» Task to complete
Copy out each line exactly; pictures stay out of the copy.

» Available data
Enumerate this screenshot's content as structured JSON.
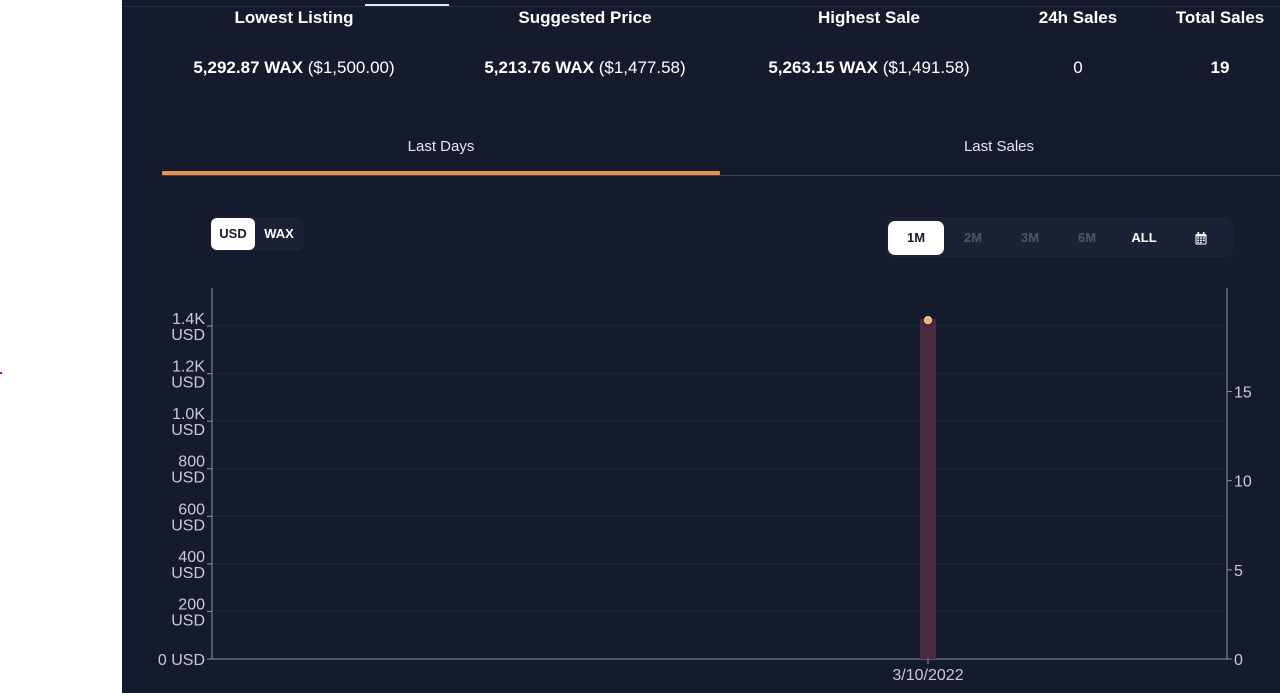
{
  "stats": [
    {
      "label": "Lowest Listing",
      "wax": "5,292.87 WAX",
      "usd": "($1,500.00)"
    },
    {
      "label": "Suggested Price",
      "wax": "5,213.76 WAX",
      "usd": "($1,477.58)"
    },
    {
      "label": "Highest Sale",
      "wax": "5,263.15 WAX",
      "usd": "($1,491.58)"
    },
    {
      "label": "24h Sales",
      "wax": "0",
      "usd": ""
    },
    {
      "label": "Total Sales",
      "wax": "19",
      "usd": ""
    }
  ],
  "tabs": {
    "last_days": "Last Days",
    "last_sales": "Last Sales",
    "active": "last_days"
  },
  "currency_toggle": {
    "usd": "USD",
    "wax": "WAX",
    "active": "usd"
  },
  "range_toggle": {
    "m1": "1M",
    "m2": "2M",
    "m3": "3M",
    "m6": "6M",
    "all": "ALL",
    "calendar_icon": "calendar-icon",
    "active": "1M"
  },
  "colors": {
    "accent": "#e8914a",
    "background": "#151a2c",
    "bar": "#4a2a3d",
    "point": "#f2b05c"
  },
  "chart_data": {
    "type": "bar",
    "categories": [
      "3/10/2022"
    ],
    "series": [
      {
        "axis": "left",
        "kind": "bar",
        "values": [
          1430
        ]
      },
      {
        "axis": "right",
        "kind": "point",
        "values": [
          19
        ]
      }
    ],
    "y_left": {
      "ticks": [
        {
          "v": 0,
          "l1": "0 USD",
          "l2": ""
        },
        {
          "v": 200,
          "l1": "200",
          "l2": "USD"
        },
        {
          "v": 400,
          "l1": "400",
          "l2": "USD"
        },
        {
          "v": 600,
          "l1": "600",
          "l2": "USD"
        },
        {
          "v": 800,
          "l1": "800",
          "l2": "USD"
        },
        {
          "v": 1000,
          "l1": "1.0K",
          "l2": "USD"
        },
        {
          "v": 1200,
          "l1": "1.2K",
          "l2": "USD"
        },
        {
          "v": 1400,
          "l1": "1.4K",
          "l2": "USD"
        }
      ],
      "ylim": [
        0,
        1560
      ]
    },
    "y_right": {
      "ticks": [
        "0",
        "5",
        "10",
        "15"
      ],
      "ylim": [
        0,
        20.8
      ]
    },
    "x_label": "3/10/2022",
    "grid": true
  }
}
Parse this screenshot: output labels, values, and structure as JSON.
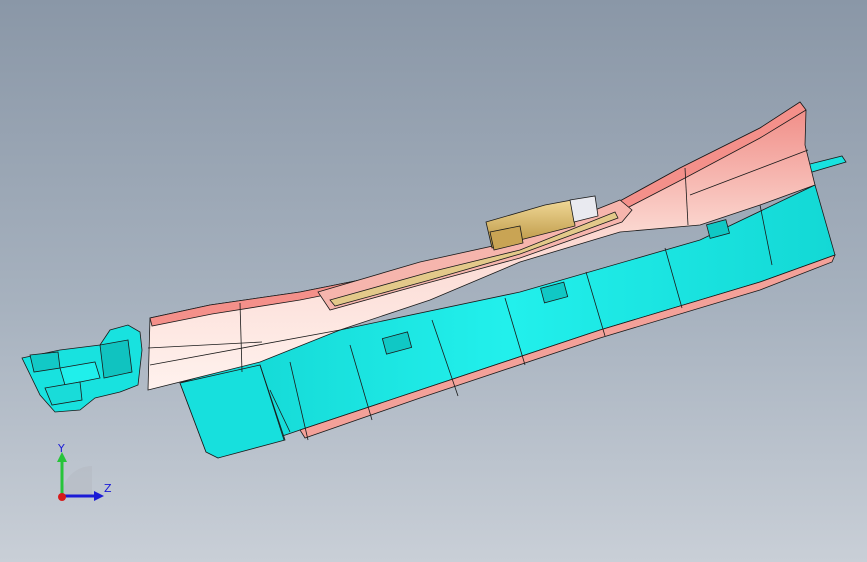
{
  "viewport": {
    "background_top": "#8a97a7",
    "background_bottom": "#c9cfd7"
  },
  "model": {
    "colors": {
      "housing": "#18e6e2",
      "housing_shade": "#10c9c6",
      "cover": "#f39a94",
      "cover_highlight": "#fde7e2",
      "clip": "#d9b66a",
      "edge": "#1a1a1a"
    }
  },
  "triad": {
    "y_label": "Y",
    "z_label": "Z",
    "y_color": "#27c43a",
    "z_color": "#1b1bd6",
    "x_color": "#d61b1b"
  }
}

» Answer to the task
Enumerate this screenshot's content as structured JSON.
{
  "stats": [
    {
      "label": "Lowest Listing",
      "wax": "5,292.87 WAX",
      "usd": "($1,500.00)"
    },
    {
      "label": "Suggested Price",
      "wax": "5,213.76 WAX",
      "usd": "($1,477.58)"
    },
    {
      "label": "Highest Sale",
      "wax": "5,263.15 WAX",
      "usd": "($1,491.58)"
    },
    {
      "label": "24h Sales",
      "wax": "0",
      "usd": ""
    },
    {
      "label": "Total Sales",
      "wax": "19",
      "usd": ""
    }
  ],
  "tabs": {
    "last_days": "Last Days",
    "last_sales": "Last Sales",
    "active": "last_days"
  },
  "currency_toggle": {
    "usd": "USD",
    "wax": "WAX",
    "active": "usd"
  },
  "range_toggle": {
    "m1": "1M",
    "m2": "2M",
    "m3": "3M",
    "m6": "6M",
    "all": "ALL",
    "calendar_icon": "calendar-icon",
    "active": "1M"
  },
  "colors": {
    "accent": "#e8914a",
    "background": "#151a2c",
    "bar": "#4a2a3d",
    "point": "#f2b05c"
  },
  "chart_data": {
    "type": "bar",
    "categories": [
      "3/10/2022"
    ],
    "series": [
      {
        "axis": "left",
        "kind": "bar",
        "values": [
          1430
        ]
      },
      {
        "axis": "right",
        "kind": "point",
        "values": [
          19
        ]
      }
    ],
    "y_left": {
      "ticks": [
        {
          "v": 0,
          "l1": "0 USD",
          "l2": ""
        },
        {
          "v": 200,
          "l1": "200",
          "l2": "USD"
        },
        {
          "v": 400,
          "l1": "400",
          "l2": "USD"
        },
        {
          "v": 600,
          "l1": "600",
          "l2": "USD"
        },
        {
          "v": 800,
          "l1": "800",
          "l2": "USD"
        },
        {
          "v": 1000,
          "l1": "1.0K",
          "l2": "USD"
        },
        {
          "v": 1200,
          "l1": "1.2K",
          "l2": "USD"
        },
        {
          "v": 1400,
          "l1": "1.4K",
          "l2": "USD"
        }
      ],
      "ylim": [
        0,
        1560
      ]
    },
    "y_right": {
      "ticks": [
        "0",
        "5",
        "10",
        "15"
      ],
      "ylim": [
        0,
        20.8
      ]
    },
    "x_label": "3/10/2022",
    "grid": true
  }
}
Parse this screenshot: output labels, values, and structure as JSON.
{
  "viewport": {
    "background_top": "#8a97a7",
    "background_bottom": "#c9cfd7"
  },
  "model": {
    "colors": {
      "housing": "#18e6e2",
      "housing_shade": "#10c9c6",
      "cover": "#f39a94",
      "cover_highlight": "#fde7e2",
      "clip": "#d9b66a",
      "edge": "#1a1a1a"
    }
  },
  "triad": {
    "y_label": "Y",
    "z_label": "Z",
    "y_color": "#27c43a",
    "z_color": "#1b1bd6",
    "x_color": "#d61b1b"
  }
}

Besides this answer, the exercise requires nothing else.